**Supplied text:**
····················

We are not afraid to entrust the American people with unpleasant facts, foreign ideas, alien philosophies, and competitive values. For a nation that is afraid to let its people judge the truth and falsehood in an open market is a nation that is afraid of its people.
John F. Kennedy, February 26, 1962
Years ago I was traveling to New York Tuesdays and Thursdays to see a doctor a friend had recommended to me. She and I had similar health issues, and we kept in touch to let each other know about anything promising we came across in our search to get better.
The doctor’s practice was interesting because you’d sit there in this NYC apartment-turned-office and talk for hours with a half-dozen people twice a week for months, getting vitamin IVs and chelators, taking saunas or hooking up to oxygen, checking in with the doctor, etc. It was people from different walks of life - businessmen, teachers, moms, university students, etc - and I liked pretty much everyone I met. One day when the doctor was out around the holidays, we played UNO with the nurses (who were, for that day, very loud).

····················

**Stored rows:**
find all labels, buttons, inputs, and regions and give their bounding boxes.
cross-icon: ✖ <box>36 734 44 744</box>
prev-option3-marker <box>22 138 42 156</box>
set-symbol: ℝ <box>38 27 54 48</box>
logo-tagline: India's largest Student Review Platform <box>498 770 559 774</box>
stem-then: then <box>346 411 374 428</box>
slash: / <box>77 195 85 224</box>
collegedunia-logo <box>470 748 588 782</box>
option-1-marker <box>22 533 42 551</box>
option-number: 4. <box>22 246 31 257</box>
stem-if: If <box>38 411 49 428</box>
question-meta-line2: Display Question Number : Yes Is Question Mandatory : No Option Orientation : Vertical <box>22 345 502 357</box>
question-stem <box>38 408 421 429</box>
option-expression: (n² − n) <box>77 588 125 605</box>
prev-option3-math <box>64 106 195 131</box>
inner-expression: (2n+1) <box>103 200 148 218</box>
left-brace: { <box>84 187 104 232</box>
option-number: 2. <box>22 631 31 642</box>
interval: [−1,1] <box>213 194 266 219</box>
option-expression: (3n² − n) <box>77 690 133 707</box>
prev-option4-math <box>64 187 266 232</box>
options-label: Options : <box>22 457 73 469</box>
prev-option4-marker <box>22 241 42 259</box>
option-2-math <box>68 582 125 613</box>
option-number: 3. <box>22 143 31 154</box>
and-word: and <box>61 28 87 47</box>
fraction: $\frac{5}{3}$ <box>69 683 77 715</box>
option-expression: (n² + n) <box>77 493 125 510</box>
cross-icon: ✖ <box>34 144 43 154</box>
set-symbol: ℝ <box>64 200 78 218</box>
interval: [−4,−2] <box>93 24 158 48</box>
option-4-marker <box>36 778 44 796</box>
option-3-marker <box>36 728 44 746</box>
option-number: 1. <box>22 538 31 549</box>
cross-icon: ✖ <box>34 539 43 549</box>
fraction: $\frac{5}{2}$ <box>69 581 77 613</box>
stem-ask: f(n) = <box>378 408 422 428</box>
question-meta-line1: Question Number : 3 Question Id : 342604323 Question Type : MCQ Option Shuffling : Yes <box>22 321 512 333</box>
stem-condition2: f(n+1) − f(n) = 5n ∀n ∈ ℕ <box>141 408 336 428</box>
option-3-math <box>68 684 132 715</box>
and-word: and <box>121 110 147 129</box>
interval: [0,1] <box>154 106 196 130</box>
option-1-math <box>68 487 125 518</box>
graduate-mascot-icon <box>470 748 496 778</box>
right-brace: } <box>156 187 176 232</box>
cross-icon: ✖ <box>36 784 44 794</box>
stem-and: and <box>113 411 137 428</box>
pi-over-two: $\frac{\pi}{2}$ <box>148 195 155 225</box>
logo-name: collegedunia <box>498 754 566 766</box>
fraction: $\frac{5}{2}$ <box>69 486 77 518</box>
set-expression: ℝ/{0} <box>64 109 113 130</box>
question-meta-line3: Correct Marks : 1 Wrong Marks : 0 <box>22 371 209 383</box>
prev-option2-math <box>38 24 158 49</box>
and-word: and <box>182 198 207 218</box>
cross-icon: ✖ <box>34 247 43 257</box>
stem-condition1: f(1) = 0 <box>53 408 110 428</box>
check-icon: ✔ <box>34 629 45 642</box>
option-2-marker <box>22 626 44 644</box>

····················

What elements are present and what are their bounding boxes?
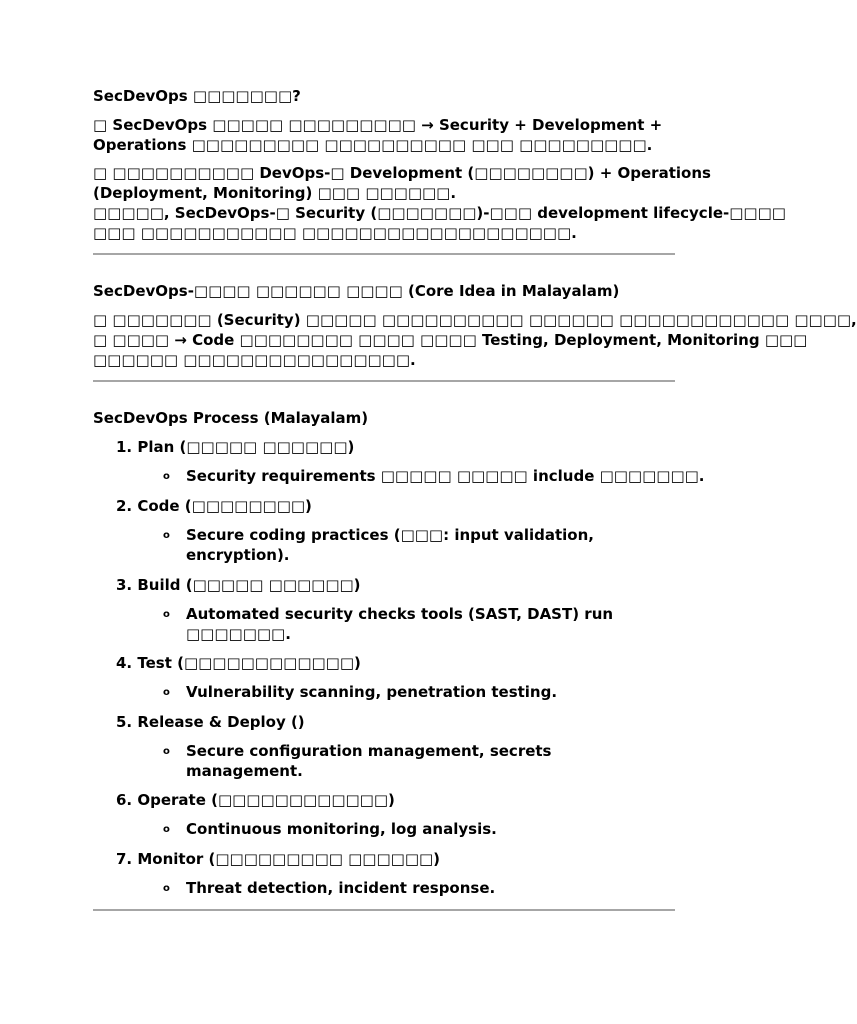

····················

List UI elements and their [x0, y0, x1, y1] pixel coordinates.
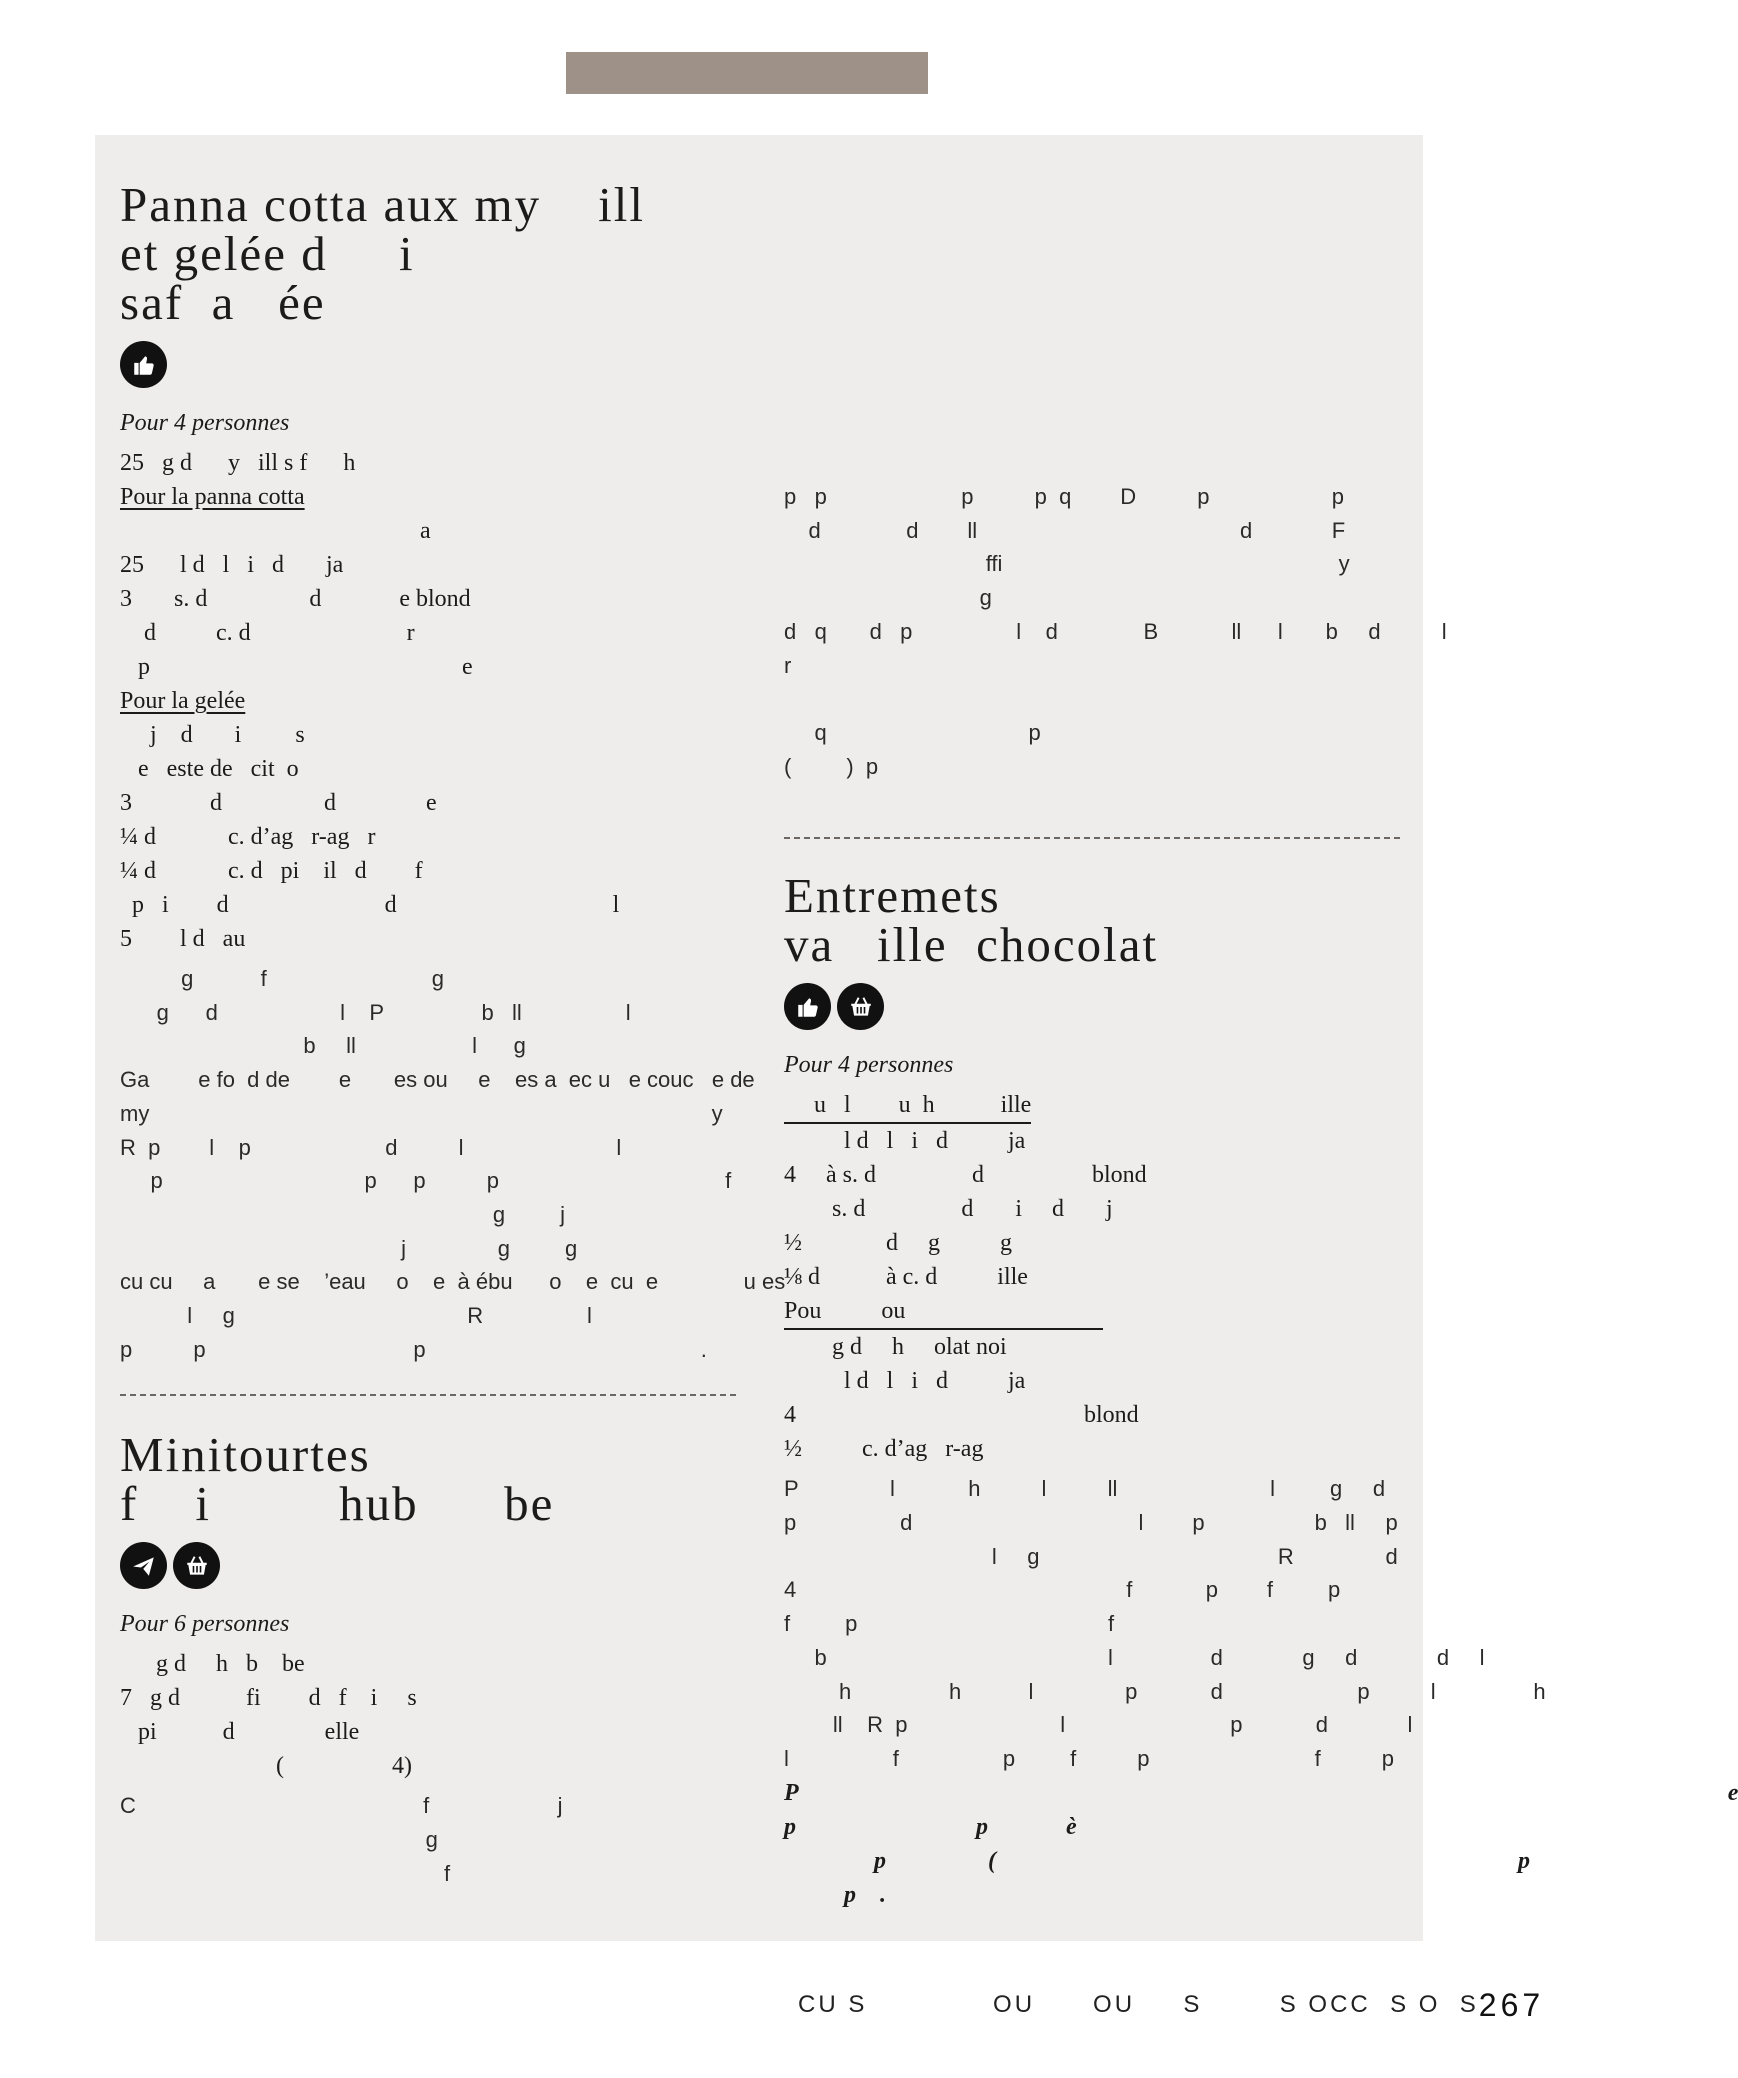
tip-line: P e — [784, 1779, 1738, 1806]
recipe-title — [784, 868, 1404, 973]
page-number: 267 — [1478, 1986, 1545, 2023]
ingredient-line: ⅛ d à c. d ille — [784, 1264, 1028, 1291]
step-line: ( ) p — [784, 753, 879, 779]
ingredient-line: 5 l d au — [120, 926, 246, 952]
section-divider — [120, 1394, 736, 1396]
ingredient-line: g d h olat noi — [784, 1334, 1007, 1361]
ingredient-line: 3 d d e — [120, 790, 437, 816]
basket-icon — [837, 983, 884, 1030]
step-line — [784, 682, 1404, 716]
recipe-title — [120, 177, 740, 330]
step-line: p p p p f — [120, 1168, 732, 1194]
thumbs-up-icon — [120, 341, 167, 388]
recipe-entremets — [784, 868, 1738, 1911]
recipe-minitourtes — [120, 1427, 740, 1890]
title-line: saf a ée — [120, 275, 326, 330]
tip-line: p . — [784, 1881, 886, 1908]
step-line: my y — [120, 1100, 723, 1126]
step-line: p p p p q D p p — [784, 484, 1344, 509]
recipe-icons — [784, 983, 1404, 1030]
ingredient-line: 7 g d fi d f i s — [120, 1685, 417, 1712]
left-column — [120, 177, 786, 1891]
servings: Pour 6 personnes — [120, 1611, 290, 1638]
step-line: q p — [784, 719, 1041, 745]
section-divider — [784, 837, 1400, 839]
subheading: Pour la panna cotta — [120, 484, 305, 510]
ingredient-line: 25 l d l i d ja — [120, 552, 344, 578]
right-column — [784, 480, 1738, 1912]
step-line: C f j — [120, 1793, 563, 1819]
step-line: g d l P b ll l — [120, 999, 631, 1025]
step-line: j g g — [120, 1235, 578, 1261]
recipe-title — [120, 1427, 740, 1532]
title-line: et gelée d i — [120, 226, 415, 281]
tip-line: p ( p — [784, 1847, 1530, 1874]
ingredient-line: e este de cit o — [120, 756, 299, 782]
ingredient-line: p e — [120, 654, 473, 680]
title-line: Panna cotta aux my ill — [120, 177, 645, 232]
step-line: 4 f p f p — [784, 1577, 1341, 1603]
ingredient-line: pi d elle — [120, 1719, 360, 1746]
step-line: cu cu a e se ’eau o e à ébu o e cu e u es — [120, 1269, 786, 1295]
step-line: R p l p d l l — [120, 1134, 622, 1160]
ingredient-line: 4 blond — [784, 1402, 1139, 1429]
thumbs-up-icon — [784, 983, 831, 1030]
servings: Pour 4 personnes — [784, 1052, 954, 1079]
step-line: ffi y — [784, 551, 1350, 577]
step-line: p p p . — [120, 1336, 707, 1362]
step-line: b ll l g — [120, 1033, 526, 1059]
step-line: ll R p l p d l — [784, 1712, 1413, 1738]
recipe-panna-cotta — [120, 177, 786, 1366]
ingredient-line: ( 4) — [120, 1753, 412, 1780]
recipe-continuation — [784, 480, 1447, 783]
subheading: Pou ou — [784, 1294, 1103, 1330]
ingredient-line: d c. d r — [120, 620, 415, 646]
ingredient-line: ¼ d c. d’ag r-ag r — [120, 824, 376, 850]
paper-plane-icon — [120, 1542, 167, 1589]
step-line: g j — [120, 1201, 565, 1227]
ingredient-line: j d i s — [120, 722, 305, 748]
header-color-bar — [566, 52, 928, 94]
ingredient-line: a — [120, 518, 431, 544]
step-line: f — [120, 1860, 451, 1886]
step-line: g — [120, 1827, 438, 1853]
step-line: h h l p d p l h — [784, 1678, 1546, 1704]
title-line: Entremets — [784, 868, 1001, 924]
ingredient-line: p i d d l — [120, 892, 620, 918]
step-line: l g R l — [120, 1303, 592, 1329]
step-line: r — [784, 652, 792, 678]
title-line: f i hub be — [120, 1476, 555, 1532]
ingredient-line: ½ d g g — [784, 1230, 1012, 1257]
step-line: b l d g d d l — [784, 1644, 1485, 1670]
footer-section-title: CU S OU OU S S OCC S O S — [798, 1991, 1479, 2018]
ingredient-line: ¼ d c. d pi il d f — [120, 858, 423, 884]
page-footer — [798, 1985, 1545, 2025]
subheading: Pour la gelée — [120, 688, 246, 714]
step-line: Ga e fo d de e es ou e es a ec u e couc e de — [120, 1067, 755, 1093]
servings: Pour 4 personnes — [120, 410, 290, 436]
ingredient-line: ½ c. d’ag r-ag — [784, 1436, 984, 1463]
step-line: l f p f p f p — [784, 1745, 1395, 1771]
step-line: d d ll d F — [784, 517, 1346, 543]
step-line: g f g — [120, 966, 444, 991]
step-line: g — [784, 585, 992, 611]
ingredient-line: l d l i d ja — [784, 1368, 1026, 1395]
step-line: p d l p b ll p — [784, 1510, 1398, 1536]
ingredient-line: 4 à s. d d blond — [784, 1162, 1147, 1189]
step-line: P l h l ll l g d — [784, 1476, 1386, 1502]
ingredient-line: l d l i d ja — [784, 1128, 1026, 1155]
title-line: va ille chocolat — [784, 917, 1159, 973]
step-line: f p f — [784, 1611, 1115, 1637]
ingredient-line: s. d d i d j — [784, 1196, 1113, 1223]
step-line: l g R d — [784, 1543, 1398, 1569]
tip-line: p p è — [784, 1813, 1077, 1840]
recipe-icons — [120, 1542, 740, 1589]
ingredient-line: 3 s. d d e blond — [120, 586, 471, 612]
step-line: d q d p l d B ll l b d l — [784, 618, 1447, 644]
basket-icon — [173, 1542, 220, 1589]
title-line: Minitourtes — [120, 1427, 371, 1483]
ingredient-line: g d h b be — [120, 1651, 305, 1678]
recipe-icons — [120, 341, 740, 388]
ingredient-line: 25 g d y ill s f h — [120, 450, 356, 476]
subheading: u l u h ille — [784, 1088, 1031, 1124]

····················

**Exercise instructions:**
**a.** Answer these questions from the supplied text, each on its own line:
(i) What date is given with the Kennedy quotation?
(ii) On which days of the week did the writer travel to New York?
(iii) What game was played with the nurses while the doctor was out?
**b.** Echo word for word the stretch of the supplied text from "We are not afraid" through "of its people.".

**Answers provided:**
**a.**
(i) February 26, 1962
(ii) Tuesdays and Thursdays
(iii) UNO

**b.**
We are not afraid to entrust the American people with unpleasant facts, foreign ideas, alien philosophies, and competitive values. For a nation that is afraid to let its people judge the truth and falsehood in an open market is a nation that is afraid of its people.